### What you have to do
Output all lines exactly, with nothing added or dropped.

=== Data for processing ===

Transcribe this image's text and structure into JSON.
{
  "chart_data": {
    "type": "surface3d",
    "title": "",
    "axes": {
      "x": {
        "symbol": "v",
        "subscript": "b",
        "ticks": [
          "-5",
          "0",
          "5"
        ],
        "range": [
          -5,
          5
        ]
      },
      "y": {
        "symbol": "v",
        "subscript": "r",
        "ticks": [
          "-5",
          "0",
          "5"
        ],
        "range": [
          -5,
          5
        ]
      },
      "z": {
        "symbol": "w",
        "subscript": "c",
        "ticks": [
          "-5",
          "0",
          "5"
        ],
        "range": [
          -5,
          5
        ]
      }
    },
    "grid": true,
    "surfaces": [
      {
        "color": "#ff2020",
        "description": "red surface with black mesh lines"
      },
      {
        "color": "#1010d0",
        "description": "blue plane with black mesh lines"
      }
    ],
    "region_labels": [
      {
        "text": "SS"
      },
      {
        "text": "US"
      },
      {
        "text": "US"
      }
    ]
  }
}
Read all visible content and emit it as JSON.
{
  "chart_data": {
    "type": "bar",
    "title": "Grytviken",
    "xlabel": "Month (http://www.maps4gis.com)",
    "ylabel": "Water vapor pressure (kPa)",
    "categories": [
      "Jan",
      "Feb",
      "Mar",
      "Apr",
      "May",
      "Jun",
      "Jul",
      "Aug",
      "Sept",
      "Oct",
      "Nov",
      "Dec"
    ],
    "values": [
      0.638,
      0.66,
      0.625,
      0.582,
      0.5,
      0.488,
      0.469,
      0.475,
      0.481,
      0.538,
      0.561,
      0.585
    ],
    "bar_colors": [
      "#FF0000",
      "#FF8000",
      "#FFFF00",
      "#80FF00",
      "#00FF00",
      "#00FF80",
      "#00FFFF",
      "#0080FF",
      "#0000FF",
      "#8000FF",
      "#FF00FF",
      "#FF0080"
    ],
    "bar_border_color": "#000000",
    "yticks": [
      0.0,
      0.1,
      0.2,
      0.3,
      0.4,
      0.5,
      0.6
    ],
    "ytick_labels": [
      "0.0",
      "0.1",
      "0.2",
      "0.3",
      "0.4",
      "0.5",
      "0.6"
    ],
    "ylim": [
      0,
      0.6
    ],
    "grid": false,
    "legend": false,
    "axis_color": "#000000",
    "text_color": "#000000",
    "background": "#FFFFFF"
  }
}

===

### Finished exercise
Transcribe this image's text and structure into JSON.
{
  "chart_data": {
    "type": "surface3d",
    "title": "",
    "axes": {
      "x": {
        "symbol": "v",
        "subscript": "b",
        "ticks": [
          "-5",
          "0",
          "5"
        ],
        "range": [
          -5,
          5
        ]
      },
      "y": {
        "symbol": "v",
        "subscript": "r",
        "ticks": [
          "-5",
          "0",
          "5"
        ],
        "range": [
          -5,
          5
        ]
      },
      "z": {
        "symbol": "w",
        "subscript": "c",
        "ticks": [
          "-5",
          "0",
          "5"
        ],
        "range": [
          -5,
          5
        ]
      }
    },
    "grid": true,
    "surfaces": [
      {
        "color": "#ff2020",
        "description": "red surface with black mesh lines"
      },
      {
        "color": "#1010d0",
        "description": "blue plane with black mesh lines"
      }
    ],
    "region_labels": [
      {
        "text": "SS"
      },
      {
        "text": "US"
      },
      {
        "text": "US"
      }
    ]
  }
}
Read all visible content and emit it as JSON.
{
  "chart_data": {
    "type": "bar",
    "title": "Grytviken",
    "xlabel": "Month (http://www.maps4gis.com)",
    "ylabel": "Water vapor pressure (kPa)",
    "categories": [
      "Jan",
      "Feb",
      "Mar",
      "Apr",
      "May",
      "Jun",
      "Jul",
      "Aug",
      "Sept",
      "Oct",
      "Nov",
      "Dec"
    ],
    "values": [
      0.638,
      0.66,
      0.625,
      0.582,
      0.5,
      0.488,
      0.469,
      0.475,
      0.481,
      0.538,
      0.561,
      0.585
    ],
    "bar_colors": [
      "#FF0000",
      "#FF8000",
      "#FFFF00",
      "#80FF00",
      "#00FF00",
      "#00FF80",
      "#00FFFF",
      "#0080FF",
      "#0000FF",
      "#8000FF",
      "#FF00FF",
      "#FF0080"
    ],
    "bar_border_color": "#000000",
    "yticks": [
      0.0,
      0.1,
      0.2,
      0.3,
      0.4,
      0.5,
      0.6
    ],
    "ytick_labels": [
      "0.0",
      "0.1",
      "0.2",
      "0.3",
      "0.4",
      "0.5",
      "0.6"
    ],
    "ylim": [
      0,
      0.6
    ],
    "grid": false,
    "legend": false,
    "axis_color": "#000000",
    "text_color": "#000000",
    "background": "#FFFFFF"
  }
}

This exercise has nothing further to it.